_INFORMATION SUPPLIED_.
#####

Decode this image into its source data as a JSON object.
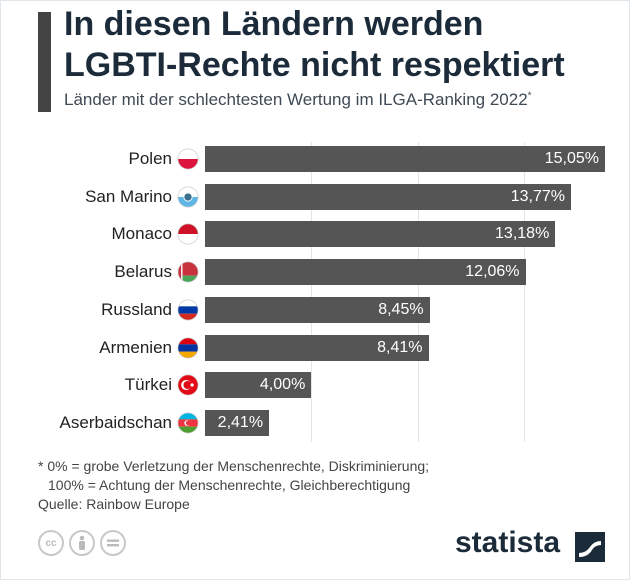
{
  "header": {
    "title_line1": "In diesen Ländern werden",
    "title_line2": "LGBTI-Rechte nicht respektiert",
    "subtitle": "Länder mit der schlechtesten Wertung im ILGA-Ranking 2022",
    "subtitle_mark": "*"
  },
  "chart_data": {
    "type": "bar",
    "orientation": "horizontal",
    "title": "In diesen Ländern werden LGBTI-Rechte nicht respektiert",
    "subtitle": "Länder mit der schlechtesten Wertung im ILGA-Ranking 2022*",
    "categories": [
      "Polen",
      "San Marino",
      "Monaco",
      "Belarus",
      "Russland",
      "Armenien",
      "Türkei",
      "Aserbaidschan"
    ],
    "values": [
      15.05,
      13.77,
      13.18,
      12.06,
      8.45,
      8.41,
      4.0,
      2.41
    ],
    "value_labels": [
      "15,05%",
      "13,77%",
      "13,18%",
      "12,06%",
      "8,45%",
      "8,41%",
      "4,00%",
      "2,41%"
    ],
    "unit": "%",
    "xlim": [
      0,
      16
    ],
    "bar_color": "#555555",
    "grid": true,
    "legend": "none"
  },
  "flags": [
    "poland-flag-icon",
    "san-marino-flag-icon",
    "monaco-flag-icon",
    "belarus-flag-icon",
    "russia-flag-icon",
    "armenia-flag-icon",
    "turkey-flag-icon",
    "azerbaijan-flag-icon"
  ],
  "notes": {
    "note_line1": "* 0% = grobe Verletzung der Menschenrechte, Diskriminierung;",
    "note_line2": "100% = Achtung der Menschenrechte, Gleichberechtigung",
    "source": "Quelle: Rainbow Europe"
  },
  "footer": {
    "brand": "statista",
    "license_icons": [
      "cc-icon",
      "by-icon",
      "nd-icon"
    ]
  },
  "colors": {
    "title": "#1c2b3a",
    "accent": "#444444",
    "bar": "#555555"
  }
}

#####

_SET TASK_. Find how many of the lines above have the word "nicht" in them. State only that number.

_FINISHED ANSWER_. 2